Collected data entries

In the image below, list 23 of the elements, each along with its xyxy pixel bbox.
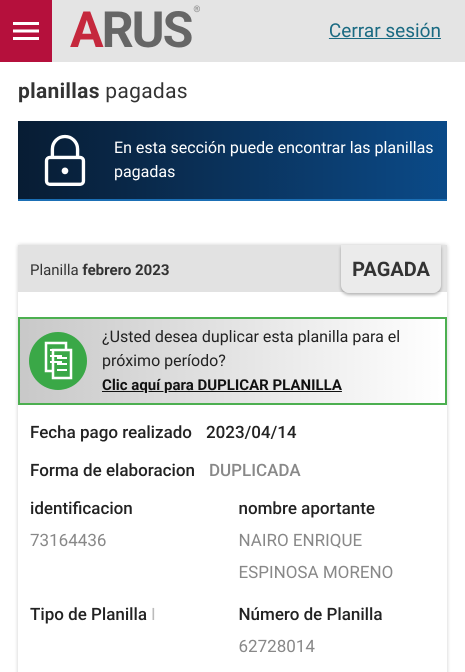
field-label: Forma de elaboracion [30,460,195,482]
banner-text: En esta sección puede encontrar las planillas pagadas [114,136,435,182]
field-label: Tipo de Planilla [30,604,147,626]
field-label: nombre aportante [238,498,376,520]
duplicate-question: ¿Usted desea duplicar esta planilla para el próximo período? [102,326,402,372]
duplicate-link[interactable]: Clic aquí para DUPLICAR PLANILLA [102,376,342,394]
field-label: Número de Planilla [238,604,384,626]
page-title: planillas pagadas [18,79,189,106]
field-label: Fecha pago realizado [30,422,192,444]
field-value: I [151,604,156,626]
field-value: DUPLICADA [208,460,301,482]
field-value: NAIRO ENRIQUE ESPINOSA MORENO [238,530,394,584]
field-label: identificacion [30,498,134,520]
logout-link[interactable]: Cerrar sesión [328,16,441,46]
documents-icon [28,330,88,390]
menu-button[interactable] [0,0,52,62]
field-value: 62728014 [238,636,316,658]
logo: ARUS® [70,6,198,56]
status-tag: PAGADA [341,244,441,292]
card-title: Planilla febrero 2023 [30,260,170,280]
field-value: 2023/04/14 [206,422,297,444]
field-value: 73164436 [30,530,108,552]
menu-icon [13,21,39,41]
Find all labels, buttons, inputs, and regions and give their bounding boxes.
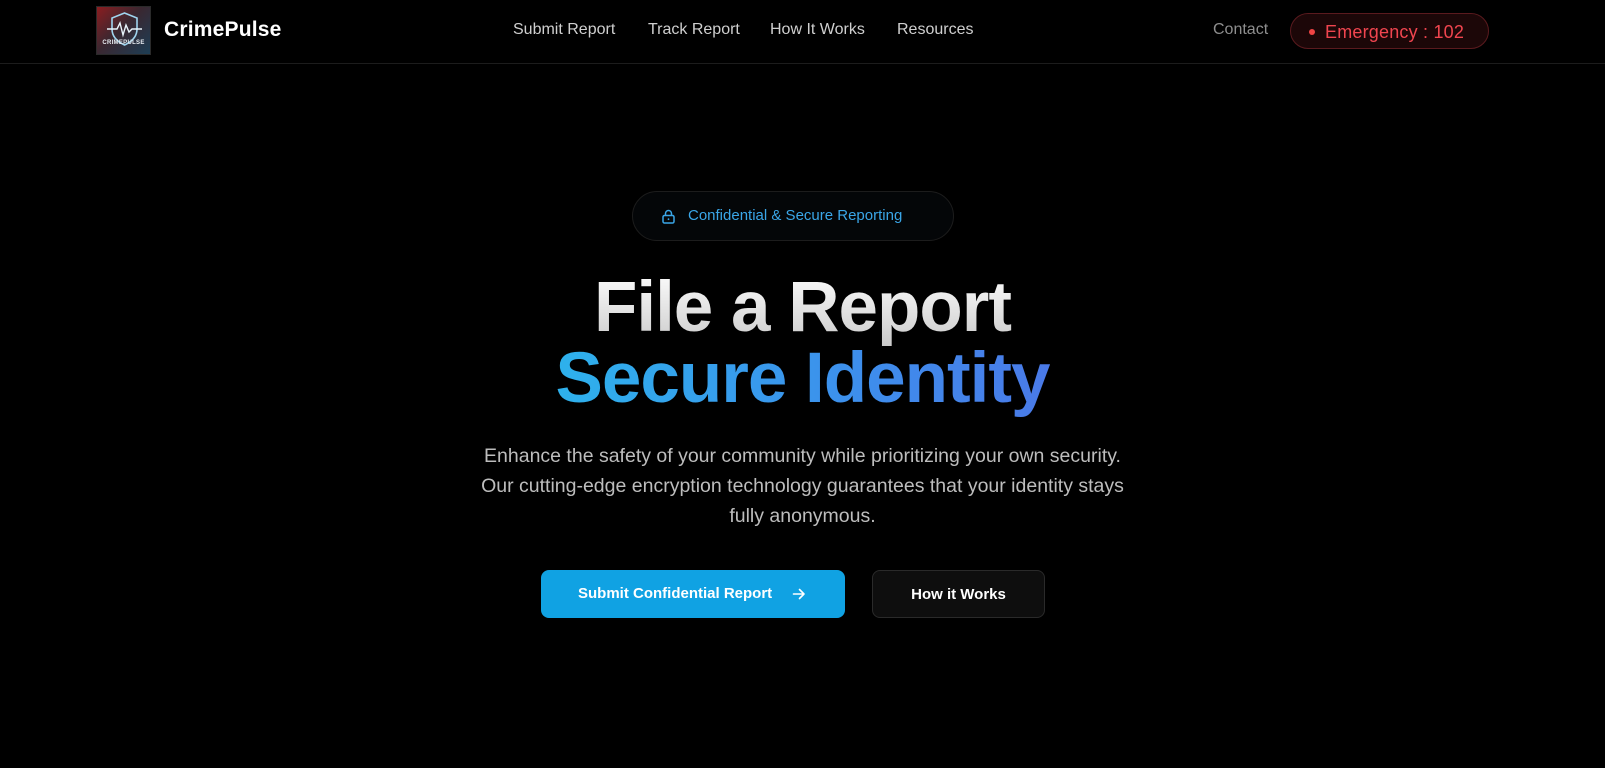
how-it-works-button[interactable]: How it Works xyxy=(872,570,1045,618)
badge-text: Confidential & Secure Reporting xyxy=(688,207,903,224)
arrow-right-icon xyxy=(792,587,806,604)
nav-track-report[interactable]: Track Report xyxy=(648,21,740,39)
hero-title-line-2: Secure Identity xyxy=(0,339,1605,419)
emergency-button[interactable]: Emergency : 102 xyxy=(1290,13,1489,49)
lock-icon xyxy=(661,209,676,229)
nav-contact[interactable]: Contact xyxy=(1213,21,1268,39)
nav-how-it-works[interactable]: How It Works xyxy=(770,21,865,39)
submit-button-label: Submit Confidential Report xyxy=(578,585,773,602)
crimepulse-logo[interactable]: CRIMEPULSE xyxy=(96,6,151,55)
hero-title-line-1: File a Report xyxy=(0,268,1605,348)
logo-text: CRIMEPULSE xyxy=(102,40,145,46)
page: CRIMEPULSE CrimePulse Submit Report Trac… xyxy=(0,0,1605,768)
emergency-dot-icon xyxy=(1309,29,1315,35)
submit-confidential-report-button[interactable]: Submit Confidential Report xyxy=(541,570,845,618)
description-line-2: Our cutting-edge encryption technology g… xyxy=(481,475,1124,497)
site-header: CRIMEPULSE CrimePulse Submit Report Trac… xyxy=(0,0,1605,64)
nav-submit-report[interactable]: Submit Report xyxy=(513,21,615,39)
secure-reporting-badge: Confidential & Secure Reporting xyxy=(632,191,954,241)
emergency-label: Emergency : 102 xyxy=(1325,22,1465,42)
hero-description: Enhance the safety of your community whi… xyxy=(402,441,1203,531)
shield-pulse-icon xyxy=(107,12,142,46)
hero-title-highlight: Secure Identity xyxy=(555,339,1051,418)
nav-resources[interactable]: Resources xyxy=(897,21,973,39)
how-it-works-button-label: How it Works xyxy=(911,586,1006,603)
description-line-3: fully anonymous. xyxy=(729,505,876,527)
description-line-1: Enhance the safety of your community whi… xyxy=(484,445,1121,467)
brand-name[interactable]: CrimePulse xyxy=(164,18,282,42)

...

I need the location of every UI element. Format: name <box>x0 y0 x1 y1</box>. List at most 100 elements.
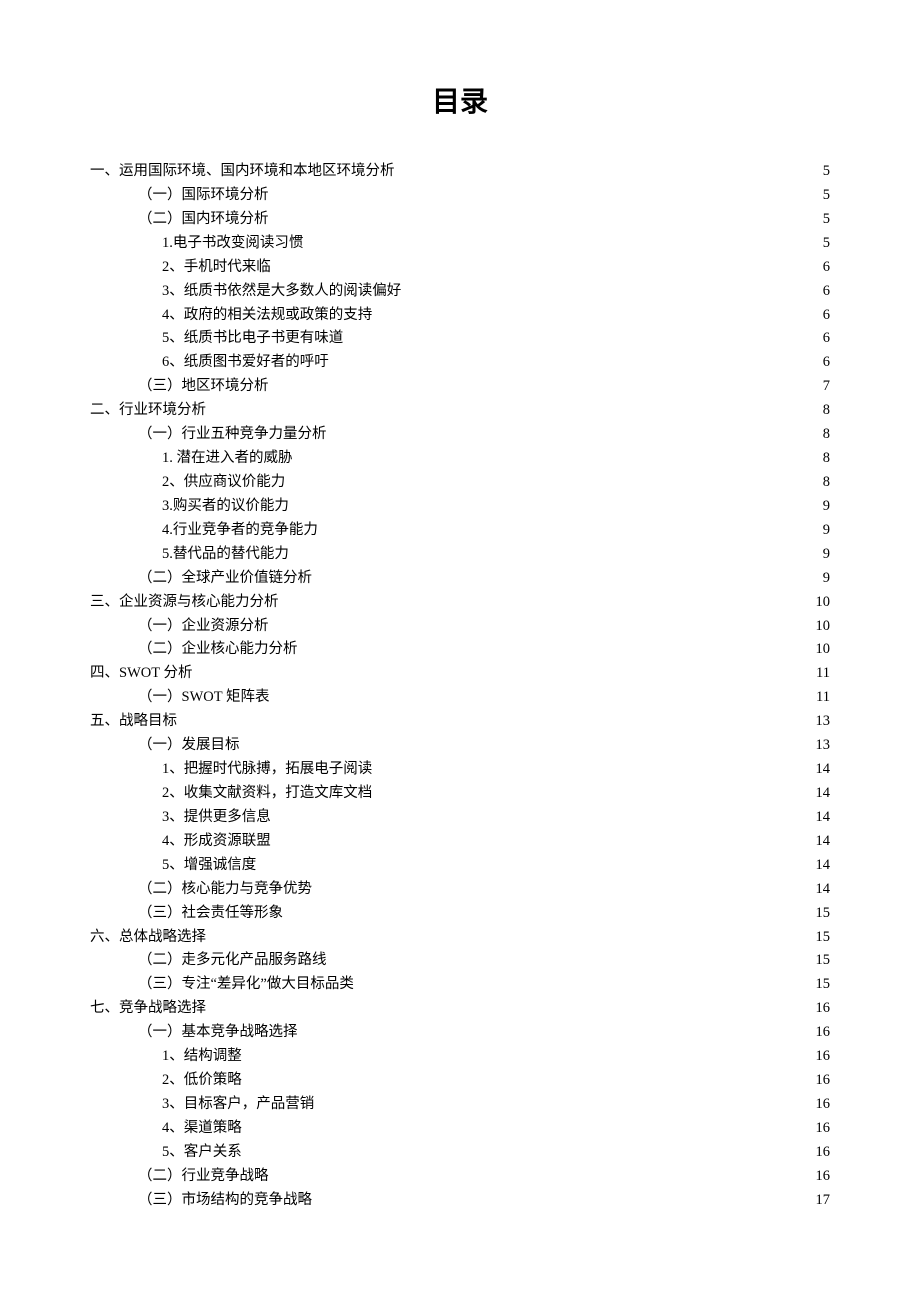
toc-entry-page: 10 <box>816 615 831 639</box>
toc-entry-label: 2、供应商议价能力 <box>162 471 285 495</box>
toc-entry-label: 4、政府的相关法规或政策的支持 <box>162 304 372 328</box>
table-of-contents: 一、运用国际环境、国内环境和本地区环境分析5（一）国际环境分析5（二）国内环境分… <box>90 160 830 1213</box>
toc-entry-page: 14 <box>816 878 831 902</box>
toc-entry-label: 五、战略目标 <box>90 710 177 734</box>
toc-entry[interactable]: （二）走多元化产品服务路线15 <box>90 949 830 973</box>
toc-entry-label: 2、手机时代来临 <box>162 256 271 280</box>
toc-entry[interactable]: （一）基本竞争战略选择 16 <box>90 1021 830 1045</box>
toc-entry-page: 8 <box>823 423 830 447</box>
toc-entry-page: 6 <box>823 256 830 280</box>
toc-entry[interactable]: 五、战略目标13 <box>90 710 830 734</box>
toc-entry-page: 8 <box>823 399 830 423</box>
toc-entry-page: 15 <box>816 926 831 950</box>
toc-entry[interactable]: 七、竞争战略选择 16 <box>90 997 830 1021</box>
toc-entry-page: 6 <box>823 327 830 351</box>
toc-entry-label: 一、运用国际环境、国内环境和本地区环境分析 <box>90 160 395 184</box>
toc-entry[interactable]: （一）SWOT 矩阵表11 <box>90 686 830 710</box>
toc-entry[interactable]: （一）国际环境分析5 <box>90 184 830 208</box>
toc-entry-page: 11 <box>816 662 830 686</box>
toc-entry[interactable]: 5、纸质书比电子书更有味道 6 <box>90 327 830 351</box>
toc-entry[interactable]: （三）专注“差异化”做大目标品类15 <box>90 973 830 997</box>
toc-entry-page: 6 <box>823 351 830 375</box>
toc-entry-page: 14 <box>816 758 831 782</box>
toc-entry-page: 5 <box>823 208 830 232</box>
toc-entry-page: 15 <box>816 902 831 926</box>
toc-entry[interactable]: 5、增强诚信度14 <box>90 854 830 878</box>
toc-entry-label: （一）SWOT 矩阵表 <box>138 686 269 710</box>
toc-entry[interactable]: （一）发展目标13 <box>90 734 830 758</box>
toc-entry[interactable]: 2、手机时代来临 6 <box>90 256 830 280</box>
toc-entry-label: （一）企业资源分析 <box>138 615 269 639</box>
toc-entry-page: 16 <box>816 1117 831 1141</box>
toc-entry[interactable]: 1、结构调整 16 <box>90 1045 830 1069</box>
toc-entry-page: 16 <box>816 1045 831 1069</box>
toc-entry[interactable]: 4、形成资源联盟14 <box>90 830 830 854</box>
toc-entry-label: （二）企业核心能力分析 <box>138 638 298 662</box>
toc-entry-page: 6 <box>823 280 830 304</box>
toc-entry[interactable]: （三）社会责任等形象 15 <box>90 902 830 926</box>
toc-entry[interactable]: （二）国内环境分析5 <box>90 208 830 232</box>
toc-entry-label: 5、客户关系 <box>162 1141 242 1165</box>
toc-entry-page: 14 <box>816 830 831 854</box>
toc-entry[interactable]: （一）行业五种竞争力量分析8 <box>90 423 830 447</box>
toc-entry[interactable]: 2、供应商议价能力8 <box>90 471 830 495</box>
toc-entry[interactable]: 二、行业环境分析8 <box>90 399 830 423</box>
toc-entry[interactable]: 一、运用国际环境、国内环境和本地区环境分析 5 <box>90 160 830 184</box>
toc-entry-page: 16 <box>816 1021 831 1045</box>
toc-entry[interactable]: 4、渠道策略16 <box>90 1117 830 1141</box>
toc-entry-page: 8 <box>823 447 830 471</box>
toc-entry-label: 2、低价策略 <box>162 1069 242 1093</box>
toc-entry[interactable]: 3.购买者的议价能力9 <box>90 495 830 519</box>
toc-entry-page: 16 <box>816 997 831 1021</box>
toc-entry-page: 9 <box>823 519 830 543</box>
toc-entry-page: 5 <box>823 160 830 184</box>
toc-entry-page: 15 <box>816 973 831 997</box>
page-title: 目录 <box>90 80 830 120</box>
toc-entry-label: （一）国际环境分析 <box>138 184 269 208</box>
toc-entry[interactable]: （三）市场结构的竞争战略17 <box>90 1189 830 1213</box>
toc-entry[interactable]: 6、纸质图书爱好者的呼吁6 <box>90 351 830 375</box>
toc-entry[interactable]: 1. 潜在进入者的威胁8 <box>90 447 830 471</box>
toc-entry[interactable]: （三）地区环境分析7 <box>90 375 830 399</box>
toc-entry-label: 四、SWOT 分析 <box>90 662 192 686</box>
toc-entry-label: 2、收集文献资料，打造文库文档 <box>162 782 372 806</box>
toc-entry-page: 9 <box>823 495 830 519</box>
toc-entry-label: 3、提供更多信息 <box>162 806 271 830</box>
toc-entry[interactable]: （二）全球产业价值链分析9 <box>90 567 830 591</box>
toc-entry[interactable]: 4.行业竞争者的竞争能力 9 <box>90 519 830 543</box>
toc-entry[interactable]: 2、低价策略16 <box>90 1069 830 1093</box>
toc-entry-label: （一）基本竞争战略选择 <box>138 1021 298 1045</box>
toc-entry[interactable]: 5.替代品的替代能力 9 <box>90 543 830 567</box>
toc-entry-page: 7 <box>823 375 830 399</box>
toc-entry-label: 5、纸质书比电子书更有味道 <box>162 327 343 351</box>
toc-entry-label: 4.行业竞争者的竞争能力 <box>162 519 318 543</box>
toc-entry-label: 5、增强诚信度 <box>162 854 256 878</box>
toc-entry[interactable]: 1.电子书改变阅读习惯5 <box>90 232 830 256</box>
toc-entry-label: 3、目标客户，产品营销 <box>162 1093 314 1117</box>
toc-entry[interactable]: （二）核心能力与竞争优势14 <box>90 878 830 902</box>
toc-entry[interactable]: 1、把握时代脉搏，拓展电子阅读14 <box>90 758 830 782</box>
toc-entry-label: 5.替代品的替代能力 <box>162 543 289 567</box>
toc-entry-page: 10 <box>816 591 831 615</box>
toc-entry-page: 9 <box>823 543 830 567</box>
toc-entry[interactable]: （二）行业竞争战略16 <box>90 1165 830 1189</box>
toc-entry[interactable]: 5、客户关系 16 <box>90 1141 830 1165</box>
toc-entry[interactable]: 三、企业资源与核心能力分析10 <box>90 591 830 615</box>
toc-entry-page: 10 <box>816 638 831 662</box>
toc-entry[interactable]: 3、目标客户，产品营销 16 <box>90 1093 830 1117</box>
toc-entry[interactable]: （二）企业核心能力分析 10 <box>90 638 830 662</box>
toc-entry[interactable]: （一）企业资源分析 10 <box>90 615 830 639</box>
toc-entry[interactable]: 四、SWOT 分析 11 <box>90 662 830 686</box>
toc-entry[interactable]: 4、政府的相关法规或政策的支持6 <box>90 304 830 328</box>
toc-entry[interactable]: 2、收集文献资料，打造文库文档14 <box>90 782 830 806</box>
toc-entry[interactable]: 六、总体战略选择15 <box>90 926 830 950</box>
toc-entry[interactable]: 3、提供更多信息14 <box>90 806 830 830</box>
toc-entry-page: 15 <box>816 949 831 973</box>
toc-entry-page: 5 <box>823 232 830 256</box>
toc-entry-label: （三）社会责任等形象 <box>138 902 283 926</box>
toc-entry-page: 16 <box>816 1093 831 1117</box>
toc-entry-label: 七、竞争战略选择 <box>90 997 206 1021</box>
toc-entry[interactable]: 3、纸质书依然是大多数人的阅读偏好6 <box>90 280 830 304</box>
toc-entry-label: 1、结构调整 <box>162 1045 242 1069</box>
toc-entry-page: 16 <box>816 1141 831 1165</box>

## WRITTEN TASK
Copy word for word the lines from the one containing "toc-entry-page: 10 <box>816 615 831 639</box>" through the one containing "toc-entry-page: 6 <box>823 256 830 280</box>", both included.

## REPLY TO THE EXERCISE
toc-entry-page: 10 <box>816 615 831 639</box>
toc-entry-label: 2、供应商议价能力 <box>162 471 285 495</box>
toc-entry-label: 4、政府的相关法规或政策的支持 <box>162 304 372 328</box>
table-of-contents: 一、运用国际环境、国内环境和本地区环境分析5（一）国际环境分析5（二）国内环境分… <box>90 160 830 1213</box>
toc-entry-page: 14 <box>816 878 831 902</box>
toc-entry-label: 五、战略目标 <box>90 710 177 734</box>
toc-entry[interactable]: （二）走多元化产品服务路线15 <box>90 949 830 973</box>
toc-entry-label: 2、手机时代来临 <box>162 256 271 280</box>
toc-entry[interactable]: （一）基本竞争战略选择 16 <box>90 1021 830 1045</box>
toc-entry-page: 8 <box>823 423 830 447</box>
toc-entry-page: 6 <box>823 256 830 280</box>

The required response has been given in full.